§ What you should do: Determine how many lines of the records include "أصول", and answer with the number alone.

**** Records shown

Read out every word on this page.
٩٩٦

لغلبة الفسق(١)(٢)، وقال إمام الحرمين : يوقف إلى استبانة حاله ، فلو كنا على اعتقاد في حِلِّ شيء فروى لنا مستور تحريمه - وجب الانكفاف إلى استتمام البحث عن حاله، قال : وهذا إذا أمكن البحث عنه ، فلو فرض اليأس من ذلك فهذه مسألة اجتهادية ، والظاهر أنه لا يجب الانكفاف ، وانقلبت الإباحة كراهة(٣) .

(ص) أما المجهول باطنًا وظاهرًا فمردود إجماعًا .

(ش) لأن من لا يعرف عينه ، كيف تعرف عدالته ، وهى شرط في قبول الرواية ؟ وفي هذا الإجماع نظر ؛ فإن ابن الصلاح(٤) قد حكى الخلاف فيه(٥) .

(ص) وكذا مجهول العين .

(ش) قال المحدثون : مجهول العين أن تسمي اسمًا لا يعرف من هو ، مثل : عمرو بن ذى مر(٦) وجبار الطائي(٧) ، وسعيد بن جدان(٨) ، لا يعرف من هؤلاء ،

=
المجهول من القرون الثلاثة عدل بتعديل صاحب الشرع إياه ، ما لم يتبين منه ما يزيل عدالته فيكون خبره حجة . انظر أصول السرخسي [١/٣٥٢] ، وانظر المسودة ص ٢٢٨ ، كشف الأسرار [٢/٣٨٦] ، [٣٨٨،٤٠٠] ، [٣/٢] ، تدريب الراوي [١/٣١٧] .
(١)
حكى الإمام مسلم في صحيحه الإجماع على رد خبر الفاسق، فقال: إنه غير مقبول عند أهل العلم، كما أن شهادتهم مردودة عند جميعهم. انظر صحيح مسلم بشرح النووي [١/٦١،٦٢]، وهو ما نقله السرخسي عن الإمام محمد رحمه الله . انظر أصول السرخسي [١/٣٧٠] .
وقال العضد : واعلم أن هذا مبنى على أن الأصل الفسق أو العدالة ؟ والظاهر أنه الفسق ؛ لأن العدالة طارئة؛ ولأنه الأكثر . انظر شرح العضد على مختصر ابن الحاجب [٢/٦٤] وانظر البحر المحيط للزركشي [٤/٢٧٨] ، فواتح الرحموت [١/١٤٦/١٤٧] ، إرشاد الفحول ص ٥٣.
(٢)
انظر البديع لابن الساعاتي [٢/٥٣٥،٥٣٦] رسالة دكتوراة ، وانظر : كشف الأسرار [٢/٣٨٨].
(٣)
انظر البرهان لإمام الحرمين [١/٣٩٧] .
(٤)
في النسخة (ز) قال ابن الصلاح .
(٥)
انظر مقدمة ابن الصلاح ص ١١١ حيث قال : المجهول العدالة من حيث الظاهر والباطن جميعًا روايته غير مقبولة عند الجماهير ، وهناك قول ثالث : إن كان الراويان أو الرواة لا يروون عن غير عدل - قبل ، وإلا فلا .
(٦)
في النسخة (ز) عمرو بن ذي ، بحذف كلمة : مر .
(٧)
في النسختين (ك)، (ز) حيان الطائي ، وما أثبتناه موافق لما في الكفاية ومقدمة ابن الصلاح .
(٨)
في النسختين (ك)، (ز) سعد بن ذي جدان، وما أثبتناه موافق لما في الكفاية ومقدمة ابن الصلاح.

********

§ Solution for this task: 2